RECORDS SHOWN:

((

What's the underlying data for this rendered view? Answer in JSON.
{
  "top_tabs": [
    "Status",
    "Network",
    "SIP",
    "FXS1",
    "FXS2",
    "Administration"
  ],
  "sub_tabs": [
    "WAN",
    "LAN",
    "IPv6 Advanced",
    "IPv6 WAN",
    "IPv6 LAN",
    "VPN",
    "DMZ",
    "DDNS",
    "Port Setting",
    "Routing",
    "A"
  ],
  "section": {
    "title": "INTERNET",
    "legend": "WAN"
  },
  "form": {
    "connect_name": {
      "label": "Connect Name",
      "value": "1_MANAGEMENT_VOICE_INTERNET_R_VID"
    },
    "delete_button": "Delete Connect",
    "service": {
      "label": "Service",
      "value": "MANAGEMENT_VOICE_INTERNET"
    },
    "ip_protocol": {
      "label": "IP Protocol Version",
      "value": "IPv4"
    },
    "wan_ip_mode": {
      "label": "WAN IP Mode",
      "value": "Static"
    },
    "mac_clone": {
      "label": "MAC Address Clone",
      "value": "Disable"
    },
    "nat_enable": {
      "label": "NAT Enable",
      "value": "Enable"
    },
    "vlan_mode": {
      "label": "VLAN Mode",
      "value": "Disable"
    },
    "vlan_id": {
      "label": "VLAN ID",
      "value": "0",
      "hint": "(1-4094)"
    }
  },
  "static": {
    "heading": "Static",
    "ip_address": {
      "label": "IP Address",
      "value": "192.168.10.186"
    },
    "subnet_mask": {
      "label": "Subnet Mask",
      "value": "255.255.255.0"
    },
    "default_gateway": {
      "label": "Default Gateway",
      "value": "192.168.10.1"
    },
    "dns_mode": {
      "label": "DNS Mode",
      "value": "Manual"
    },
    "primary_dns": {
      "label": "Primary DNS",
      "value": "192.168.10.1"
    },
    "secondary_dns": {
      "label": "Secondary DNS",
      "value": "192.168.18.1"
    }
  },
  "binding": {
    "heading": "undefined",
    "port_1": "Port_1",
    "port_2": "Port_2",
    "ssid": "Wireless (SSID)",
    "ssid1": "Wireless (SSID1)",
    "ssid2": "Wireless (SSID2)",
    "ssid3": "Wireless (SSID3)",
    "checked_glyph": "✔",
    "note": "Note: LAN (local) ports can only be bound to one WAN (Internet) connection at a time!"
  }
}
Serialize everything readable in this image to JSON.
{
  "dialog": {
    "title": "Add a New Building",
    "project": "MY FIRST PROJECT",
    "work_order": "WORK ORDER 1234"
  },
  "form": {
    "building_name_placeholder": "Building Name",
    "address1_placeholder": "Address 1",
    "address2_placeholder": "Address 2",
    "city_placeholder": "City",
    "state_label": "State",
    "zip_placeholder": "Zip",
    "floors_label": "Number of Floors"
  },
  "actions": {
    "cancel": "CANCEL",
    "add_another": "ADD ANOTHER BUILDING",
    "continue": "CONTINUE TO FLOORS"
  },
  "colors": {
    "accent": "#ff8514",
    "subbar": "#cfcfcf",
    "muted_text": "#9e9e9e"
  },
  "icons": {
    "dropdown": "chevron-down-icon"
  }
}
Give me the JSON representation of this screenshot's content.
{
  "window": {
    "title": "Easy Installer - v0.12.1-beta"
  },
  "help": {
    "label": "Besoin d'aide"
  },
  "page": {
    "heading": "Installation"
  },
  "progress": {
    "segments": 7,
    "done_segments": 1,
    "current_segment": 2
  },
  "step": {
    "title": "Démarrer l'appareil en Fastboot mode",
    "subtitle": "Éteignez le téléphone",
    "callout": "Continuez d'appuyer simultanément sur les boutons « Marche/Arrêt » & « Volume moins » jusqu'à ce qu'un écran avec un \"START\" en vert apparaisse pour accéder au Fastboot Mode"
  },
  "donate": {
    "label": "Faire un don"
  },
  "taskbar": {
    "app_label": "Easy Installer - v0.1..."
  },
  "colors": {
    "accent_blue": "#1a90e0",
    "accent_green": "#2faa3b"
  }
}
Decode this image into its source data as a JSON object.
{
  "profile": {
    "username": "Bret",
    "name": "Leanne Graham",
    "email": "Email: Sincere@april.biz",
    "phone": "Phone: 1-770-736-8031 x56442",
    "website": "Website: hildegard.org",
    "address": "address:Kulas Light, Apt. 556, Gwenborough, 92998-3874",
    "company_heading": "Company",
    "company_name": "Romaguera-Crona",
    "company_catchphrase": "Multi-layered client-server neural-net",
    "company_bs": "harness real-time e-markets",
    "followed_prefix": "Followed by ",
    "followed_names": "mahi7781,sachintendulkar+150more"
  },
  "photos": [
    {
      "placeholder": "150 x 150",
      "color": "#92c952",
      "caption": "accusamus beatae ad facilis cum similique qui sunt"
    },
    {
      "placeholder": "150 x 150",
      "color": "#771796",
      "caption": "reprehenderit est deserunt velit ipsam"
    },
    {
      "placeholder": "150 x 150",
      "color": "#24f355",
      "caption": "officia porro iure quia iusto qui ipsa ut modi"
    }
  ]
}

))

TASK DESCRIPTION:
Filter the records, keeping only lines that contain "time", and show those lines.

RESULT:
    "note": "Note: LAN (local) ports can only be bound to one WAN (Internet) connection at a time!"
    "company_bs": "harness real-time e-markets",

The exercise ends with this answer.